(Recorded data)
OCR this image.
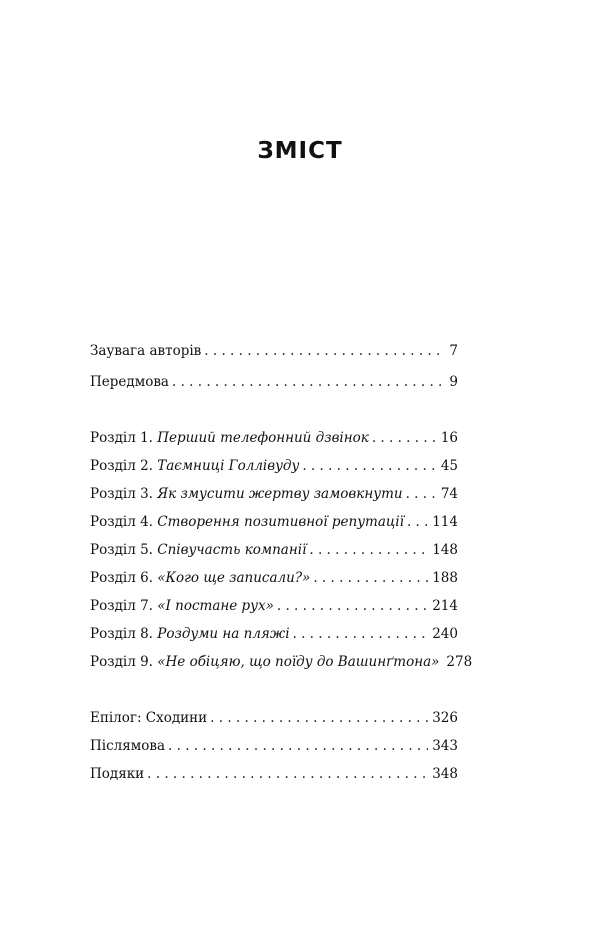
ЗМІСТ
Заувага авторів . . .	7
Передмова . . .	9
Розділ 1. Перший телефонний дзвінок . . .	16
Розділ 2. Таємниці Голлівуду . . .	45
Розділ 3. Як змусити жертву замовкнути . . .	74
Розділ 4. Створення позитивної репутації . . . 114
Розділ 5. Співучасть компанії . . .	148
Розділ 6. «Кого ще записали?» . . .	188
Розділ 7. «І постане рух» . . .	214
Розділ 8. Роздуми на пляжі . . .	240
Розділ 9. «Не обіцяю, що поїду до Вашинґтона» 278
Епілог: Сходини . . .	326
Післямова . . .	343
Подяки . . .	348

• [Goal]: Check each line above for "Розділ" and return the ones that have it.

• [Result of the task]:
Розділ 1. Перший телефонний дзвінок . . .	16
Розділ 2. Таємниці Голлівуду . . .	45
Розділ 3. Як змусити жертву замовкнути . . .	74
Розділ 4. Створення позитивної репутації . . . 114
Розділ 5. Співучасть компанії . . .	148
Розділ 6. «Кого ще записали?» . . .	188
Розділ 7. «І постане рух» . . .	214
Розділ 8. Роздуми на пляжі . . .	240
Розділ 9. «Не обіцяю, що поїду до Вашинґтона» 278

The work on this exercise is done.